WHAT THE EXERCISE ASKS: Using the listing below, copy every line that mentions "screenshot".

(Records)
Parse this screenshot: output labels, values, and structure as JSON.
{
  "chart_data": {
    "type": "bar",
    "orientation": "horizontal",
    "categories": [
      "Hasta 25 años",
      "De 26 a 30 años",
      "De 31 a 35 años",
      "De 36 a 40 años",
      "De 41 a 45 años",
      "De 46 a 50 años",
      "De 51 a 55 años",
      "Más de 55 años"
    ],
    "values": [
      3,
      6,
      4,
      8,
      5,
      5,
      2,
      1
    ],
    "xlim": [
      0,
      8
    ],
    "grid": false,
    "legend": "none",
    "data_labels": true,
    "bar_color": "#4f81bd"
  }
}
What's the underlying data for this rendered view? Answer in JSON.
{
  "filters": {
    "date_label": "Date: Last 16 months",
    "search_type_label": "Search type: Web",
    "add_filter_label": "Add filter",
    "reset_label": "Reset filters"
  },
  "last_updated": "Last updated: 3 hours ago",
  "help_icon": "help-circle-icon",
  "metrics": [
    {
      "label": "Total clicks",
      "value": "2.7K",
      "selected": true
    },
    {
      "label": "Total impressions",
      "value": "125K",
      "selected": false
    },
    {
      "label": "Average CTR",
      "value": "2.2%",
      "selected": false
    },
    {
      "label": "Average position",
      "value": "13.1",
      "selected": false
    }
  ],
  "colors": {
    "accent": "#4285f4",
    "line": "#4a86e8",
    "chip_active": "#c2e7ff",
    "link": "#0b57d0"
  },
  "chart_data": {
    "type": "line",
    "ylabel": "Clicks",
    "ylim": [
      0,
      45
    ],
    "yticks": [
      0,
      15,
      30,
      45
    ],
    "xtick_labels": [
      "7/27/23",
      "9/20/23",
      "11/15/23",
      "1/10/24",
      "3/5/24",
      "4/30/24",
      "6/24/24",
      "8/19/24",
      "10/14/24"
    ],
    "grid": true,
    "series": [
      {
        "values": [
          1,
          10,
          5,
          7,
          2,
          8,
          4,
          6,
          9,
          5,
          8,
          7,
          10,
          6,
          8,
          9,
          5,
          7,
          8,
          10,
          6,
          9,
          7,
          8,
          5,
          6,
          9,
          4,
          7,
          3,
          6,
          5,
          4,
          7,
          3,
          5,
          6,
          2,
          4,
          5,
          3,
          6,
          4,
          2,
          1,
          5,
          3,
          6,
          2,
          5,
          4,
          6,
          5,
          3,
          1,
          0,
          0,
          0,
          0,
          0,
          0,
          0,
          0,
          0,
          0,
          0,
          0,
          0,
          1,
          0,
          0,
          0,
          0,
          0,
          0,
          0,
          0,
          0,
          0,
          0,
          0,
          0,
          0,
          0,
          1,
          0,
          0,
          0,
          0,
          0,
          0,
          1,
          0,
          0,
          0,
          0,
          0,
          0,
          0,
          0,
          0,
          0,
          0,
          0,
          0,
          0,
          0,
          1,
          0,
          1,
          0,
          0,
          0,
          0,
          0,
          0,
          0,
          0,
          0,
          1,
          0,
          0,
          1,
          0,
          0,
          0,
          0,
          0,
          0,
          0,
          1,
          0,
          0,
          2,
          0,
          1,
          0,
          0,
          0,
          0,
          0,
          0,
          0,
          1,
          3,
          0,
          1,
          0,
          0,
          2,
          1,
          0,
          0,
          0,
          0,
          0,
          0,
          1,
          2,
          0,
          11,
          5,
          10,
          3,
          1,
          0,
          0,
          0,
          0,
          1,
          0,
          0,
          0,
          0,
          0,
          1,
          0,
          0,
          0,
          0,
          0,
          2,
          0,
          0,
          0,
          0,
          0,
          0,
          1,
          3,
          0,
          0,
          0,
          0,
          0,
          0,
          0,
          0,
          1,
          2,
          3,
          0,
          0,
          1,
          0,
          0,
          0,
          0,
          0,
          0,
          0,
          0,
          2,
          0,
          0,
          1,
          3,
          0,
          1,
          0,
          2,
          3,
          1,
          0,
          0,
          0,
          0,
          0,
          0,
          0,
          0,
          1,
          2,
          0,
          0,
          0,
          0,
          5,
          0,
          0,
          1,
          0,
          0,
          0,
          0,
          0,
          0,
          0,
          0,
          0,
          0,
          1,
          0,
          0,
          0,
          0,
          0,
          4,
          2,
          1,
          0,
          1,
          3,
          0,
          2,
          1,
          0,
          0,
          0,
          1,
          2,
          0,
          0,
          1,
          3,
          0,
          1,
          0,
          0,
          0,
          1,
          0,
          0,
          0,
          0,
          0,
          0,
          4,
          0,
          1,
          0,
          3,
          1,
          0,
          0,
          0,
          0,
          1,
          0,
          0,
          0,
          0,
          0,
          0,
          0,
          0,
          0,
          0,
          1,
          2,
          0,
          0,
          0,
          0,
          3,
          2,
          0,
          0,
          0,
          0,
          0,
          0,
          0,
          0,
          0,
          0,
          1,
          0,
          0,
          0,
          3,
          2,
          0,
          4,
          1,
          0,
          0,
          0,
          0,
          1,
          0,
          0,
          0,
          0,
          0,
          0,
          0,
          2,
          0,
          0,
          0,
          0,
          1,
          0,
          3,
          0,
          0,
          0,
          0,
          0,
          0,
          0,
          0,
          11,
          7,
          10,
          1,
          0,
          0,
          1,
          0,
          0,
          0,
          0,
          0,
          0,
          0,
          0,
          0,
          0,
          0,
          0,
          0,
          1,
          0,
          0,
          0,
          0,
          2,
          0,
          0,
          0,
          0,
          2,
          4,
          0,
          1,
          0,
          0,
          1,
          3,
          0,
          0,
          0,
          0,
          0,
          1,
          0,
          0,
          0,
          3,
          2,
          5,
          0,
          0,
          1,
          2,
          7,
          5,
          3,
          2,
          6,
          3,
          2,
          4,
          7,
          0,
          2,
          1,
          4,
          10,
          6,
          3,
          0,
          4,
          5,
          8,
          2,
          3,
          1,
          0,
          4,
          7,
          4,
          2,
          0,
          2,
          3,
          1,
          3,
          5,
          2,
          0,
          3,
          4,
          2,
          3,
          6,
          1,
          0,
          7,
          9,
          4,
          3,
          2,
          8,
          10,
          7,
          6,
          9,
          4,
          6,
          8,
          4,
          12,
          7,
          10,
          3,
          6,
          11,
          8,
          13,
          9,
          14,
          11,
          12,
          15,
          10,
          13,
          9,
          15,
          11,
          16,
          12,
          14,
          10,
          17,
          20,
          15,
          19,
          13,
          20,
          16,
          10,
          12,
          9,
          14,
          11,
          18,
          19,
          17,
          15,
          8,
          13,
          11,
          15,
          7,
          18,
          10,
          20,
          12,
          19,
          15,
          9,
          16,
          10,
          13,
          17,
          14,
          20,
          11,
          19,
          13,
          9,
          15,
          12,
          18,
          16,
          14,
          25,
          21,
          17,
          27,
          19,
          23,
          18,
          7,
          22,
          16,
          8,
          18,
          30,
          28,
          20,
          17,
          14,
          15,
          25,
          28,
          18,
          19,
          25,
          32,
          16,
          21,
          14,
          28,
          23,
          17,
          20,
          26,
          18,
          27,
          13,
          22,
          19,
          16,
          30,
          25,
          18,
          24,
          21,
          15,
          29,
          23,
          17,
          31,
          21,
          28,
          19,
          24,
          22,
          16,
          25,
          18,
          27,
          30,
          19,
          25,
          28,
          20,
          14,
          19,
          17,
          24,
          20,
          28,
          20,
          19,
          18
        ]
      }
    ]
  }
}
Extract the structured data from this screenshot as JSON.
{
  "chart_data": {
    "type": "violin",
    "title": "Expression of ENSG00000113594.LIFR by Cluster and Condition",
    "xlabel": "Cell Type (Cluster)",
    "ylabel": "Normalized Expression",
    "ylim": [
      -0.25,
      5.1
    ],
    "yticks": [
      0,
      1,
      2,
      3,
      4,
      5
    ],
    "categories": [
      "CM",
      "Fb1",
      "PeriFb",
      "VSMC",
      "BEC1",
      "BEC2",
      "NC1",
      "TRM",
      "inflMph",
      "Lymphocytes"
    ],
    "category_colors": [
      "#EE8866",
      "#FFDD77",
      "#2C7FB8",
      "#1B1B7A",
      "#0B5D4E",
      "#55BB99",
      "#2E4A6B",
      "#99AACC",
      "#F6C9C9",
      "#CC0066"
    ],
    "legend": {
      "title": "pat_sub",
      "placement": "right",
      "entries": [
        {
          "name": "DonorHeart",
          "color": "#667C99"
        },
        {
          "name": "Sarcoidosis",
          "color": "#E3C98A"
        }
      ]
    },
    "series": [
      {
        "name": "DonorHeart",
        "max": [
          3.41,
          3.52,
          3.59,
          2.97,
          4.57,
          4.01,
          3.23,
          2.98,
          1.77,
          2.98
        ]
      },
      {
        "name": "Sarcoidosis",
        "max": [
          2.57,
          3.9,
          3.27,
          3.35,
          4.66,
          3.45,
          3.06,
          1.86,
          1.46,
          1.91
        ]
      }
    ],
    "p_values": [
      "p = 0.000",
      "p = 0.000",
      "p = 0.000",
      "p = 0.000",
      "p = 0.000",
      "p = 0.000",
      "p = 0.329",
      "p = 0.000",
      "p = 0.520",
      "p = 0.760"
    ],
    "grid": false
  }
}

WRITTEN ANSWER:
Parse this screenshot: output labels, values, and structure as JSON.
Extract the structured data from this screenshot as JSON.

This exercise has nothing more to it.